[Begin Material]

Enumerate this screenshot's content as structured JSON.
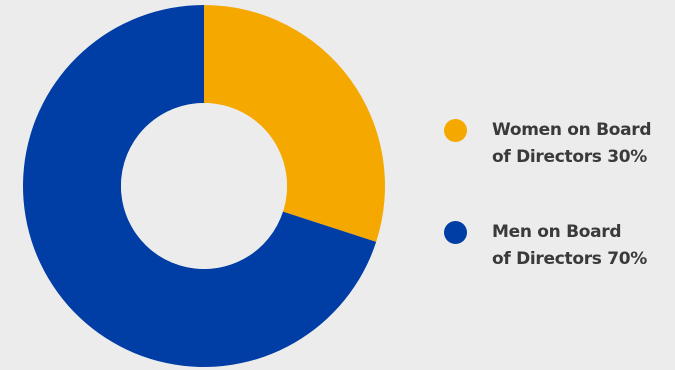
{
  "chart_data": {
    "type": "donut",
    "series": [
      {
        "name": "Women on Board of Directors",
        "value": 30,
        "color": "#f5a800",
        "label_lines": [
          "Women on Board",
          "of Directors 30%"
        ]
      },
      {
        "name": "Men on Board of Directors",
        "value": 70,
        "color": "#003da5",
        "label_lines": [
          "Men on Board",
          "of Directors 70%"
        ]
      }
    ],
    "start_angle": "12 o'clock",
    "direction": "clockwise",
    "legend_position": "right"
  }
}
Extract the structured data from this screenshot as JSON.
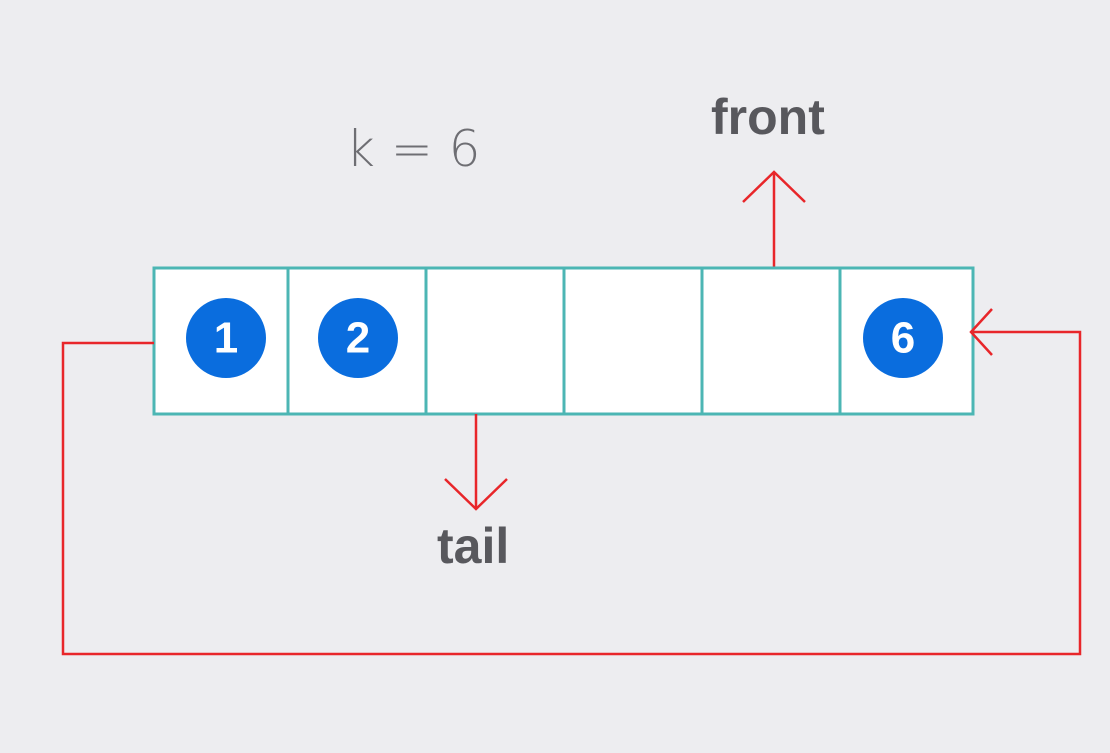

[End Material]

Work required | Print all the records again exactly; do not include any picture.

Final result |
Enumerate this screenshot's content as structured JSON.
{
  "chart_data": {
    "type": "donut",
    "series": [
      {
        "name": "Women on Board of Directors",
        "value": 30,
        "color": "#f5a800",
        "label_lines": [
          "Women on Board",
          "of Directors 30%"
        ]
      },
      {
        "name": "Men on Board of Directors",
        "value": 70,
        "color": "#003da5",
        "label_lines": [
          "Men on Board",
          "of Directors 70%"
        ]
      }
    ],
    "start_angle": "12 o'clock",
    "direction": "clockwise",
    "legend_position": "right"
  }
}
Extract the structured data from this screenshot as JSON.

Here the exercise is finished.